# What to do
**A.** From the Russian forest fire report, list every region where large fires were reported, along with the size of the biggest fire in each.
**B.** Continue the Russian forest fire report from the point where it ends.

# Text
+===+
Latest fire situation report by the Aerial Forest Fire Protection Service of Russia (Avialesookhrana), 07 May 2003

For the last days fire activities retain very severe around Lake Baikal, Amur and Khabarovsk regions. 

According to the situation report of the Ministry of Natural Resources of 7 May 2003 a total of 516 fires affected 27,765 ha forested and 5,581 ha non-forested areas. 137 fires of them were reported as new fires. In addition 79 fires occurred that were put out the same day when they started.

Since the beginning of the 2003 fire season a total of 5,971 fires affected 253,273 ha forested and 120,798 ha non-forested land under the responsibility of the Ministry of Natural Resources. (For comparison: Last year up to this date 4,785 fires had burnt 29,818 ha forested and 21,281 ha non-forested lands.)

Most fires have been reported in the following regions:

Chita region – 183 fires
Buriatia – 122
Irkutsk – 103
Khabarovsk – 42
Amur – 16
Altay-16
Krasnoiarsk-30

Large fires were reported in:

Chita region – 112 fires, the biggest is 4,500 ha. 51 of them-are contained. 
Buriatia 17 fires, the biggest is 1,920 ha
Altay 9 fires, the biggest is 1,000 ha. All of them in contained stage.
Irkutsk -8 fires, the biggest is 300 ha.
Khabarovsk-15 fires, the biggest is 1,500 ha. All of them in contained stage.
Amur-2 fires, the biggest is 7,500 ha/

Through all of Russia 7,116 people, 43 aircraft, 1,172 bulldozers, tractors and engines have been involved in fire fighting.


Source:
Aerial Forest Fire Protection Service of Russia (Avialesookhrana)
+===+
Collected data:
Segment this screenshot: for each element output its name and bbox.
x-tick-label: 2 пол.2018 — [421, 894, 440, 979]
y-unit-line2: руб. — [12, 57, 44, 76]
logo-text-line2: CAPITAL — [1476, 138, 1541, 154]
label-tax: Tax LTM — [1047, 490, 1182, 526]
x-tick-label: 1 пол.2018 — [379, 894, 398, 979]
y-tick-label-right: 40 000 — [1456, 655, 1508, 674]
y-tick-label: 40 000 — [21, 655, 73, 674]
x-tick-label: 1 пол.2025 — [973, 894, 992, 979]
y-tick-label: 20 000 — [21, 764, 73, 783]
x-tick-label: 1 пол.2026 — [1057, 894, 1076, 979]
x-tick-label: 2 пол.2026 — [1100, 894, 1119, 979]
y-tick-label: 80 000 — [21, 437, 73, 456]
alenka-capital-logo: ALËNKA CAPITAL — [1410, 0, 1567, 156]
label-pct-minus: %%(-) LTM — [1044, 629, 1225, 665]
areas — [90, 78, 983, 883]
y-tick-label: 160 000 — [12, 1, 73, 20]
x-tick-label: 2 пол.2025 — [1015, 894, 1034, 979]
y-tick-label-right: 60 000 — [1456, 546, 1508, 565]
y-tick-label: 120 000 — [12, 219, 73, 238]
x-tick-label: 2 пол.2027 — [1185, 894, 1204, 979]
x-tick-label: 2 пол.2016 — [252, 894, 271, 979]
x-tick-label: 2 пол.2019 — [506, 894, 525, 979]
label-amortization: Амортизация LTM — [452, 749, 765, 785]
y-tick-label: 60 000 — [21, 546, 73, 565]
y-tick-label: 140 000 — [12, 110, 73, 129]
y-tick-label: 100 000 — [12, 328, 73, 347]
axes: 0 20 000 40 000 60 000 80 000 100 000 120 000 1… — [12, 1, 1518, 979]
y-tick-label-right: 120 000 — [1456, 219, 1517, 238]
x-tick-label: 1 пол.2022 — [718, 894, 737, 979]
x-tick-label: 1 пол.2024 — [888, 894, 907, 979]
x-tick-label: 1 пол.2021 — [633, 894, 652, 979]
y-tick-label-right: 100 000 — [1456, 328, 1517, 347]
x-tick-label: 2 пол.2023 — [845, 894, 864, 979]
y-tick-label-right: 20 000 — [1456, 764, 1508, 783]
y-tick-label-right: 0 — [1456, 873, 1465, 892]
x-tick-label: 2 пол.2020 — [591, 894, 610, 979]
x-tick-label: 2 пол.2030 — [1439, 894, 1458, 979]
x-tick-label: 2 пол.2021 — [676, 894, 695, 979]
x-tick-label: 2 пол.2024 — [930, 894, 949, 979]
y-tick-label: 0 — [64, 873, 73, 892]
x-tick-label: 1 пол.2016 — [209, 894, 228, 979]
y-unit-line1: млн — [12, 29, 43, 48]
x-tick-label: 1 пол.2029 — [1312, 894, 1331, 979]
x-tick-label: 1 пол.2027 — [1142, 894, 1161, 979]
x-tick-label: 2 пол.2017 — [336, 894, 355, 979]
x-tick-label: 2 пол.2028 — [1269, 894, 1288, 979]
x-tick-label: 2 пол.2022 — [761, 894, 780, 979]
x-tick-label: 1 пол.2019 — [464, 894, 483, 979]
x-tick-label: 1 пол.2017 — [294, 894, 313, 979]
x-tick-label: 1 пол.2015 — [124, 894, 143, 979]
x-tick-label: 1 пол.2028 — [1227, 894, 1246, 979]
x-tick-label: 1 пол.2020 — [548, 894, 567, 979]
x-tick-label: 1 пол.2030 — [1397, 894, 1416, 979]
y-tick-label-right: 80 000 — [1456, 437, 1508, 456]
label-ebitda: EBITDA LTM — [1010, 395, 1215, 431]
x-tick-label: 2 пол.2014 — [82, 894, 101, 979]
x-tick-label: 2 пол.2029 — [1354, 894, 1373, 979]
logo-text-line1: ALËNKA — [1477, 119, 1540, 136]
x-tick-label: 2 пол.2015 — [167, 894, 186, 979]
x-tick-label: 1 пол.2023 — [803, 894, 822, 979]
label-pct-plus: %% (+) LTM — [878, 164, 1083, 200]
+===+
# Task-by-task answers
**A.**
- Chita region: 4,500 ha
- Buriatia: 1,920 ha
- Altay: 1,000 ha
- Irkutsk: 300 ha
- Khabarovsk: 1,500 ha
- Amur: 7,500 ha

**B.**
Eurasian Experimental Fire Weather Information System
The system has been developed by forest fire researchers from Canada, Russia and Germany is displayed on this website starting 18 July 2001. Complete information and a set of daily fire weather and fire behaviour potential maps covering Eurasia (the Baltic Region, Eastern Europe, countries of the Commonwealth of Independent States, Mongolia) can be accessed at:
https://gfmc.online/fwf/eurasia1.htm

Example of the Eurasian Experimental Fire Weather Information System:
Latest map of the Experimental Fire Weather Index (FWI) for Russia and neighbouring countries

 

Daily Fire Occurrence and Fire Danger Maps of the Fire Laboratory of the Sukachev Institute of Forest, Krasnoyarsk
Selected fire occurrence maps, satellite images and a forest fire danger map are prepared daily by the Russian GFMC correspondent Dr. Anatoly Sukhinin, Fire Laboratory of the Sukachev Institute of Forest, Krasnoyarsk, in collaboration with the Emergency Situation Monitoring and Forecasting Agency, Krasnoyarsk branch. The maps are produced on the base of satellite data (classification by the NOAA AVHRR). They show the fire locations (by latitude and longitude) and the area affected by fire (red signature, size in ha). The red arrow at each fire location points to the nearest populated place. The terms Oblast or Kray used in the maps are designations of administrative regions. A map showing the boundaries ofadministrative regions and a legend is included below.

 

ru_fire_legend.gif (937 Byte)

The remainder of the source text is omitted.